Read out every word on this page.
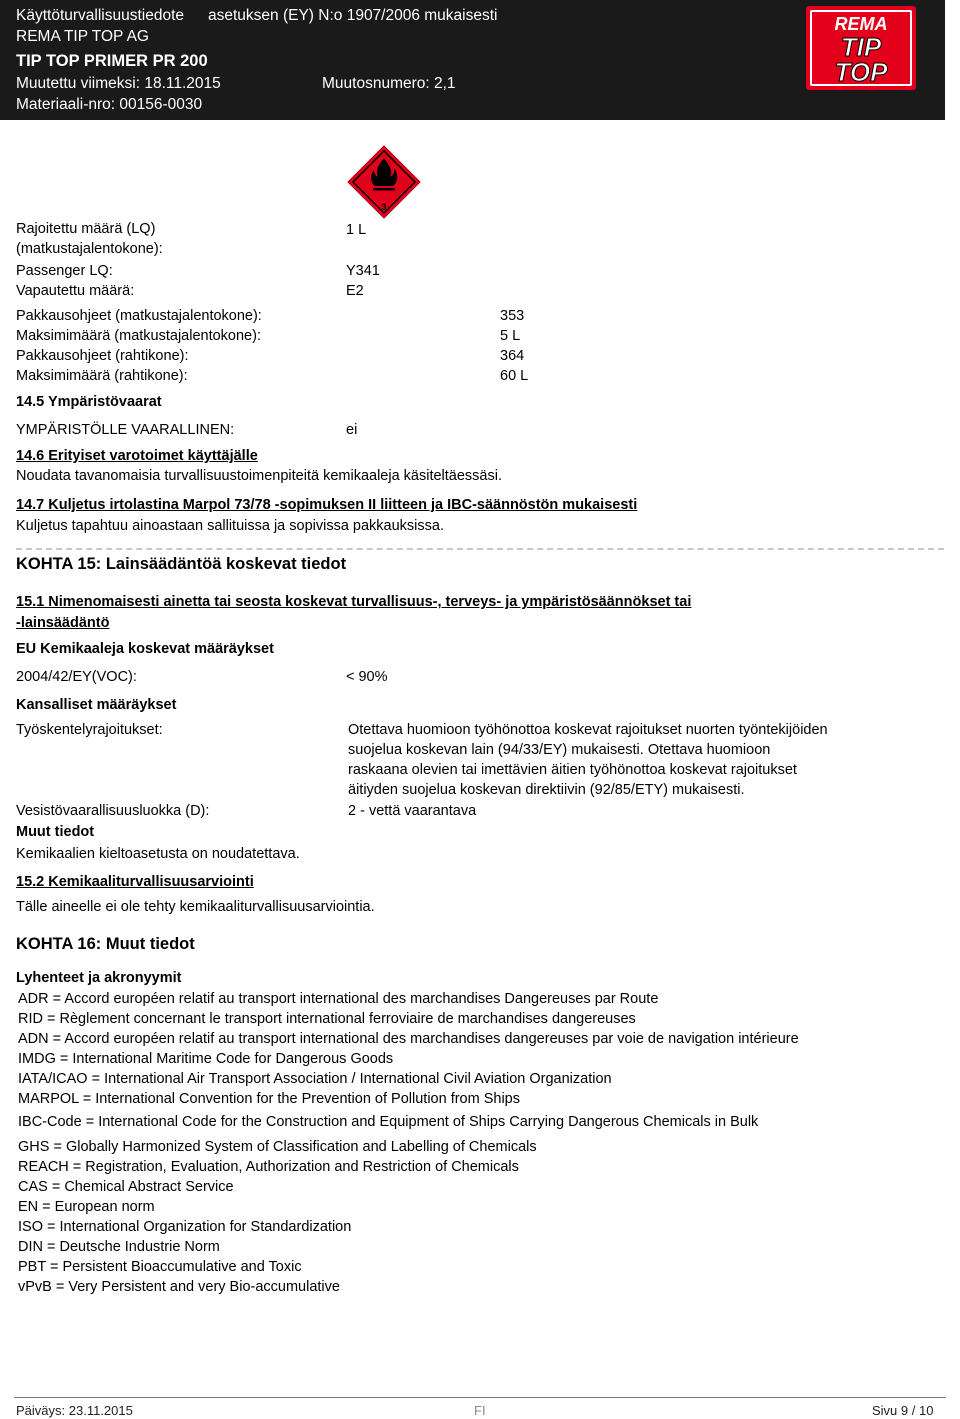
Käyttöturvallisuustiedote asetuksen (EY) N:o 1907/2006 mukaisesti
REMA TIP TOP AG
TIP TOP PRIMER PR 200
Muutettu viimeksi: 18.11.2015	Muutosnumero: 2,1
Materiaali-nro: 00156-0030
REMA
TIP
TOP
3
Rajoitettu määrä (LQ)
(matkustajalentokone):
1 L
Passenger LQ:	Y341
Vapautettu määrä:	E2
Pakkausohjeet (matkustajalentokone):	353
Maksimimäärä (matkustajalentokone):	5 L
Pakkausohjeet (rahtikone):	364
Maksimimäärä (rahtikone):	60 L
14.5 Ympäristövaarat
YMPÄRISTÖLLE VAARALLINEN:	ei
14.6 Erityiset varotoimet käyttäjälle
Noudata tavanomaisia turvallisuustoimenpiteitä kemikaaleja käsiteltäessäsi.
14.7 Kuljetus irtolastina Marpol 73/78 -sopimuksen II liitteen ja IBC-säännöstön mukaisesti
Kuljetus tapahtuu ainoastaan sallituissa ja sopivissa pakkauksissa.
KOHTA 15: Lainsäädäntöä koskevat tiedot
15.1 Nimenomaisesti ainetta tai seosta koskevat turvallisuus-, terveys- ja ympäristösäännökset tai
-lainsäädäntö
EU Kemikaaleja koskevat määräykset
2004/42/EY(VOC):	< 90%
Kansalliset määräykset
Työskentelyrajoitukset:	Otettava huomioon työhönottoa koskevat rajoitukset nuorten työntekijöiden
suojelua koskevan lain (94/33/EY) mukaisesti. Otettava huomioon
raskaana olevien tai imettävien äitien työhönottoa koskevat rajoitukset
äitiyden suojelua koskevan direktiivin (92/85/ETY) mukaisesti.
Vesistövaarallisuusluokka (D):	2 - vettä vaarantava
Muut tiedot
Kemikaalien kieltoasetusta on noudatettava.
15.2 Kemikaaliturvallisuusarviointi
Tälle aineelle ei ole tehty kemikaaliturvallisuusarviointia.
KOHTA 16: Muut tiedot
Lyhenteet ja akronyymit
ADR = Accord européen relatif au transport international des marchandises Dangereuses par Route
RID = Règlement concernant le transport international ferroviaire de marchandises dangereuses
ADN = Accord européen relatif au transport international des marchandises dangereuses par voie de navigation intérieure
IMDG = International Maritime Code for Dangerous Goods
IATA/ICAO = International Air Transport Association / International Civil Aviation Organization
MARPOL = International Convention for the Prevention of Pollution from Ships
IBC-Code = International Code for the Construction and Equipment of Ships Carrying Dangerous Chemicals in Bulk
GHS = Globally Harmonized System of Classification and Labelling of Chemicals
REACH = Registration, Evaluation, Authorization and Restriction of Chemicals
CAS = Chemical Abstract Service
EN = European norm
ISO = International Organization for Standardization
DIN = Deutsche Industrie Norm
PBT = Persistent Bioaccumulative and Toxic
vPvB = Very Persistent and very Bio-accumulative
Päiväys: 23.11.2015	FI	Sivu 9 / 10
== == ==
PROBLEM REQUIREMENTS
Only lines with the word "mukaisesti" are wanted, so copy each one from the records.

SOLUTION
Käyttöturvallisuustiedote asetuksen (EY) N:o 1907/2006 mukaisesti
14.7 Kuljetus irtolastina Marpol 73/78 -sopimuksen II liitteen ja IBC-säännöstön mukaisesti
suojelua koskevan lain (94/33/EY) mukaisesti. Otettava huomioon
äitiyden suojelua koskevan direktiivin (92/85/ETY) mukaisesti.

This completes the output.